Entries with figure data
——
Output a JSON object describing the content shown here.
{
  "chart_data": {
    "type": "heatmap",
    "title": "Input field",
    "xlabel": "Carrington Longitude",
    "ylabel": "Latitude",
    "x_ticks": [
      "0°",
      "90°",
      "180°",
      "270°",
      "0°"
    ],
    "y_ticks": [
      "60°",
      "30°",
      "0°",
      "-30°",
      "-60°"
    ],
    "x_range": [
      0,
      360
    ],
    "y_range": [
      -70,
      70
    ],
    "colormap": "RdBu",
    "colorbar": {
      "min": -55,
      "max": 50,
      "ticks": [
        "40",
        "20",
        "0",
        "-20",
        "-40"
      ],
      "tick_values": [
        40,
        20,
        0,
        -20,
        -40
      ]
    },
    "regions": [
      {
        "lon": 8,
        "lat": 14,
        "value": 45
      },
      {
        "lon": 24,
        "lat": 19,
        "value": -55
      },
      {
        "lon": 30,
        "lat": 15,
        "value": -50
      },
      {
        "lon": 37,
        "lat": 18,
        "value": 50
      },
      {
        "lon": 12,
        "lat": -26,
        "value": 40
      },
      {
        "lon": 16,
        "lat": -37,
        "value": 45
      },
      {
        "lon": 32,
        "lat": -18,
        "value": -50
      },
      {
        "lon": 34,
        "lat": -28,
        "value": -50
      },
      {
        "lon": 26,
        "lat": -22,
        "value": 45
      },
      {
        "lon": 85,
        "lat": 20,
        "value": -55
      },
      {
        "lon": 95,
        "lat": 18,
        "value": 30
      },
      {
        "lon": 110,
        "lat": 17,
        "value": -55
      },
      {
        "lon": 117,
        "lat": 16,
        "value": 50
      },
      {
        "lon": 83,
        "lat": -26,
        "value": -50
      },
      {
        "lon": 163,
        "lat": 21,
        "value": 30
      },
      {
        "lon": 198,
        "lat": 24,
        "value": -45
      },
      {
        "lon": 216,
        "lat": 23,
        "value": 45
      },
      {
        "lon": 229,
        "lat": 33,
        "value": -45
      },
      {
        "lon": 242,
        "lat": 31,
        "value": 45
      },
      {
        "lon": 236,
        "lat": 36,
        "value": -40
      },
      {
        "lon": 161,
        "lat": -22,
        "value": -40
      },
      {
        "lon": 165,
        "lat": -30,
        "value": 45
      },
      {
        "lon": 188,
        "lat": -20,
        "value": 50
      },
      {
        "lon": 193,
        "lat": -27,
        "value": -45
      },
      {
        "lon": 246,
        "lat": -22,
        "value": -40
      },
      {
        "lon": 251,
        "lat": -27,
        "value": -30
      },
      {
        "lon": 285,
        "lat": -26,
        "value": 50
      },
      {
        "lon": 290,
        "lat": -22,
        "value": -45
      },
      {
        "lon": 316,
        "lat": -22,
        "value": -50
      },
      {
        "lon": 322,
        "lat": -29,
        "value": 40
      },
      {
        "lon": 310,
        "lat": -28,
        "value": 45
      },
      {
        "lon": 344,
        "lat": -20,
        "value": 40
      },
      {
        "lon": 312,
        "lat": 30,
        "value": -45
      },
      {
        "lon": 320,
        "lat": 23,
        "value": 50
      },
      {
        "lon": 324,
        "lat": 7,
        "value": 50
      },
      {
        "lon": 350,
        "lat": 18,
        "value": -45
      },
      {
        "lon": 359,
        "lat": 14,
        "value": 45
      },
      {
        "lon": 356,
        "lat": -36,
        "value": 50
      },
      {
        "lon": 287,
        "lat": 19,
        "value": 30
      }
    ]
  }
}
——
» Written task: Give back all the data exactly as written.

» Response to this exercise:
Output a JSON object describing the content shown here.
{
  "chart_data": {
    "type": "heatmap",
    "title": "Input field",
    "xlabel": "Carrington Longitude",
    "ylabel": "Latitude",
    "x_ticks": [
      "0°",
      "90°",
      "180°",
      "270°",
      "0°"
    ],
    "y_ticks": [
      "60°",
      "30°",
      "0°",
      "-30°",
      "-60°"
    ],
    "x_range": [
      0,
      360
    ],
    "y_range": [
      -70,
      70
    ],
    "colormap": "RdBu",
    "colorbar": {
      "min": -55,
      "max": 50,
      "ticks": [
        "40",
        "20",
        "0",
        "-20",
        "-40"
      ],
      "tick_values": [
        40,
        20,
        0,
        -20,
        -40
      ]
    },
    "regions": [
      {
        "lon": 8,
        "lat": 14,
        "value": 45
      },
      {
        "lon": 24,
        "lat": 19,
        "value": -55
      },
      {
        "lon": 30,
        "lat": 15,
        "value": -50
      },
      {
        "lon": 37,
        "lat": 18,
        "value": 50
      },
      {
        "lon": 12,
        "lat": -26,
        "value": 40
      },
      {
        "lon": 16,
        "lat": -37,
        "value": 45
      },
      {
        "lon": 32,
        "lat": -18,
        "value": -50
      },
      {
        "lon": 34,
        "lat": -28,
        "value": -50
      },
      {
        "lon": 26,
        "lat": -22,
        "value": 45
      },
      {
        "lon": 85,
        "lat": 20,
        "value": -55
      },
      {
        "lon": 95,
        "lat": 18,
        "value": 30
      },
      {
        "lon": 110,
        "lat": 17,
        "value": -55
      },
      {
        "lon": 117,
        "lat": 16,
        "value": 50
      },
      {
        "lon": 83,
        "lat": -26,
        "value": -50
      },
      {
        "lon": 163,
        "lat": 21,
        "value": 30
      },
      {
        "lon": 198,
        "lat": 24,
        "value": -45
      },
      {
        "lon": 216,
        "lat": 23,
        "value": 45
      },
      {
        "lon": 229,
        "lat": 33,
        "value": -45
      },
      {
        "lon": 242,
        "lat": 31,
        "value": 45
      },
      {
        "lon": 236,
        "lat": 36,
        "value": -40
      },
      {
        "lon": 161,
        "lat": -22,
        "value": -40
      },
      {
        "lon": 165,
        "lat": -30,
        "value": 45
      },
      {
        "lon": 188,
        "lat": -20,
        "value": 50
      },
      {
        "lon": 193,
        "lat": -27,
        "value": -45
      },
      {
        "lon": 246,
        "lat": -22,
        "value": -40
      },
      {
        "lon": 251,
        "lat": -27,
        "value": -30
      },
      {
        "lon": 285,
        "lat": -26,
        "value": 50
      },
      {
        "lon": 290,
        "lat": -22,
        "value": -45
      },
      {
        "lon": 316,
        "lat": -22,
        "value": -50
      },
      {
        "lon": 322,
        "lat": -29,
        "value": 40
      },
      {
        "lon": 310,
        "lat": -28,
        "value": 45
      },
      {
        "lon": 344,
        "lat": -20,
        "value": 40
      },
      {
        "lon": 312,
        "lat": 30,
        "value": -45
      },
      {
        "lon": 320,
        "lat": 23,
        "value": 50
      },
      {
        "lon": 324,
        "lat": 7,
        "value": 50
      },
      {
        "lon": 350,
        "lat": 18,
        "value": -45
      },
      {
        "lon": 359,
        "lat": 14,
        "value": 45
      },
      {
        "lon": 356,
        "lat": -36,
        "value": 50
      },
      {
        "lon": 287,
        "lat": 19,
        "value": 30
      }
    ]
  }
}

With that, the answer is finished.